#### Excerpt to read

[alsa-devel] [PATCHv7][ 2/5] ASoC: eukrea-tlv320: Add DT support.

Matt Sealey neko at bakuhatsu.net
Wed Oct 30 23:29:31 CET 2013

On Wed, Oct 30, 2013 at 4:29 PM, Mark Brown <broonie at kernel.org> wrote:
> On Tue, Oct 29, 2013 at 10:05:40PM -0500, Matt Sealey wrote:
>> To be specific, there are several "braindeadisms" in the current
>> bindings for mxs-audio-sgtl5000 and imx-audio-sgtl5000 and
>> imx-audio-wm8962 existing bindings which are being dragged into
>> Eukrea's bindings.
> *Please* also try to be a bit more concise and focused, this mail is
> very long and verbose for the amount of content in it.  As I said in my
> previous e-mail please review the previous extensive discussions on
> these topics and avoid going over old ground, similiarly like I said if
> you want to work on making things more generic that's great but please
> work with the people doing this already.
> Endlessly going over old ground and starting from scratch is not going
> to help move anything forward.
>> 1) saif-controllers and ssi-controller could be a single property -
>> controllers - which list the controller. It will be obvious which kind
>> of controller it is by delving into that node referenced by the
>> phandle.
> Picking a consistent name for this might be nice, yes.  Feel free to
> send patches...

When - if - I have time.

> To repeat yet again, if this concerns you please work with Morimoto-san
> on his generic card driver.  There are some code differences with clock
> setup for the devices which are encoded in the board definitions as
> well, plus the external connections.

########

■ Problem description ■
Please answer these questions about the mailing list message, one line each:
(a) On what date was the message sent?
(b) What single property name is suggested in place of saif-controllers and ssi-controller?
(c) Who is named as working on the generic card driver?

#### Excerpted data

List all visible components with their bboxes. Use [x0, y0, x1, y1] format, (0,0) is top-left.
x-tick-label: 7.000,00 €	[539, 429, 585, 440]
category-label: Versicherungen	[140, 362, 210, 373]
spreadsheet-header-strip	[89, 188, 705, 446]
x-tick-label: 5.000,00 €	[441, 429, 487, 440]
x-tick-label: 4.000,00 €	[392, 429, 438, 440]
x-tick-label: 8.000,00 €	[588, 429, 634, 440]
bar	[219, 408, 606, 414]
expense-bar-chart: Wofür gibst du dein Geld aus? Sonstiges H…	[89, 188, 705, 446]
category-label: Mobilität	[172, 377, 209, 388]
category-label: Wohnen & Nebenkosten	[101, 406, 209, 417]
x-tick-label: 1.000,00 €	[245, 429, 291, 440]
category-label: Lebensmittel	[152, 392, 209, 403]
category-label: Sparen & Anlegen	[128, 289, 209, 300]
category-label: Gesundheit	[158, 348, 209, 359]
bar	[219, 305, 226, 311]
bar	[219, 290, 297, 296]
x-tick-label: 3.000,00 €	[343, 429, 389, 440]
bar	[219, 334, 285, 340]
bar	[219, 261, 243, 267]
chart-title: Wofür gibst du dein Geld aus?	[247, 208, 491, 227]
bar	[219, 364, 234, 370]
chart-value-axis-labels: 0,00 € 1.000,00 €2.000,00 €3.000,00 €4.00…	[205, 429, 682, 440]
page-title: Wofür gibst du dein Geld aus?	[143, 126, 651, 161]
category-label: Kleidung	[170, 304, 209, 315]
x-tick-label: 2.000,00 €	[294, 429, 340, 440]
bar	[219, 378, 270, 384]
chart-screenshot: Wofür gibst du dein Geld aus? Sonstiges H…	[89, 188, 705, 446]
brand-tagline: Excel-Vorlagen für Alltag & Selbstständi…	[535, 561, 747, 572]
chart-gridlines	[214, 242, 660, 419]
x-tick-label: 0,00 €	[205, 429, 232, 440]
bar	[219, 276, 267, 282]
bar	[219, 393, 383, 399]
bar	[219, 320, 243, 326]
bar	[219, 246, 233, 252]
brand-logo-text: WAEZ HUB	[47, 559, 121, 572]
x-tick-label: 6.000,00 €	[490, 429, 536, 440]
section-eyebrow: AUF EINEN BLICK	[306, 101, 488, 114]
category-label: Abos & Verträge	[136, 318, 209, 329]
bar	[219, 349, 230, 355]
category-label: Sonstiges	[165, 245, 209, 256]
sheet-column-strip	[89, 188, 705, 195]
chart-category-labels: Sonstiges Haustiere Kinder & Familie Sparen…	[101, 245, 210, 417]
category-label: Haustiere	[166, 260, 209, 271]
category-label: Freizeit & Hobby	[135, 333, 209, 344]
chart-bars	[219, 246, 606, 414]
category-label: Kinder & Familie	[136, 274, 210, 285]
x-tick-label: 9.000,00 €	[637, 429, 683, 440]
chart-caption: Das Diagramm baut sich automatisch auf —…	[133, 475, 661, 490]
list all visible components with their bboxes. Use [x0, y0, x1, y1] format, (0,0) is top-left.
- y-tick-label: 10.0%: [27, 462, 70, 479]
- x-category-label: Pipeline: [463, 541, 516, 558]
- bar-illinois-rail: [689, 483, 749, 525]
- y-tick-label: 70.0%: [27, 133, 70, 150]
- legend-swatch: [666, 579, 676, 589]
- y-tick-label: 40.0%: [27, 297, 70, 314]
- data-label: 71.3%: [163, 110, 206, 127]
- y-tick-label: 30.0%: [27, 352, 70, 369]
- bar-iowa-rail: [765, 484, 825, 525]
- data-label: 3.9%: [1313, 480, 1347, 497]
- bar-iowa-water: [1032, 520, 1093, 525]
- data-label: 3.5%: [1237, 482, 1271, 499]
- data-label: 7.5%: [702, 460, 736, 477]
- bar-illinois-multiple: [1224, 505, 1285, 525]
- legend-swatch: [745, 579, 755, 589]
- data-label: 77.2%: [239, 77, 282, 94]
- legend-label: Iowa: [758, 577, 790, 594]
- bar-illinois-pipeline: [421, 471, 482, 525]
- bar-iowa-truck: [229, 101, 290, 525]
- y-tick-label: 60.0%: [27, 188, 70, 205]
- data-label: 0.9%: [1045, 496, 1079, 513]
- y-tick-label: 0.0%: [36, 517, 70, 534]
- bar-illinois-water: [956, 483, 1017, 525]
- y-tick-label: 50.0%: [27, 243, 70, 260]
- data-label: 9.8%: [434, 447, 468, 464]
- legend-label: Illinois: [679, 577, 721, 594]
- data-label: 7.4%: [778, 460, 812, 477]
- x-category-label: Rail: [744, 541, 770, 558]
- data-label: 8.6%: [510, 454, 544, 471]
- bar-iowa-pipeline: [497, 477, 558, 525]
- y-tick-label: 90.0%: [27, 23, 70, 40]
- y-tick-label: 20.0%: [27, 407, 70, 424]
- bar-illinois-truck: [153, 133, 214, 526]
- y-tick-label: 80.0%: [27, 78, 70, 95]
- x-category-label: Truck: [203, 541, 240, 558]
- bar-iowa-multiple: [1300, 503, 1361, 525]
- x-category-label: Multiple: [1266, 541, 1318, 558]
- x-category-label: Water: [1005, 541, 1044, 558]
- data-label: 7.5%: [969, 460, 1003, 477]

########

■ Exercise answer ■
(a) Wednesday, October 30, 2013
(b) controllers
(c) Morimoto-san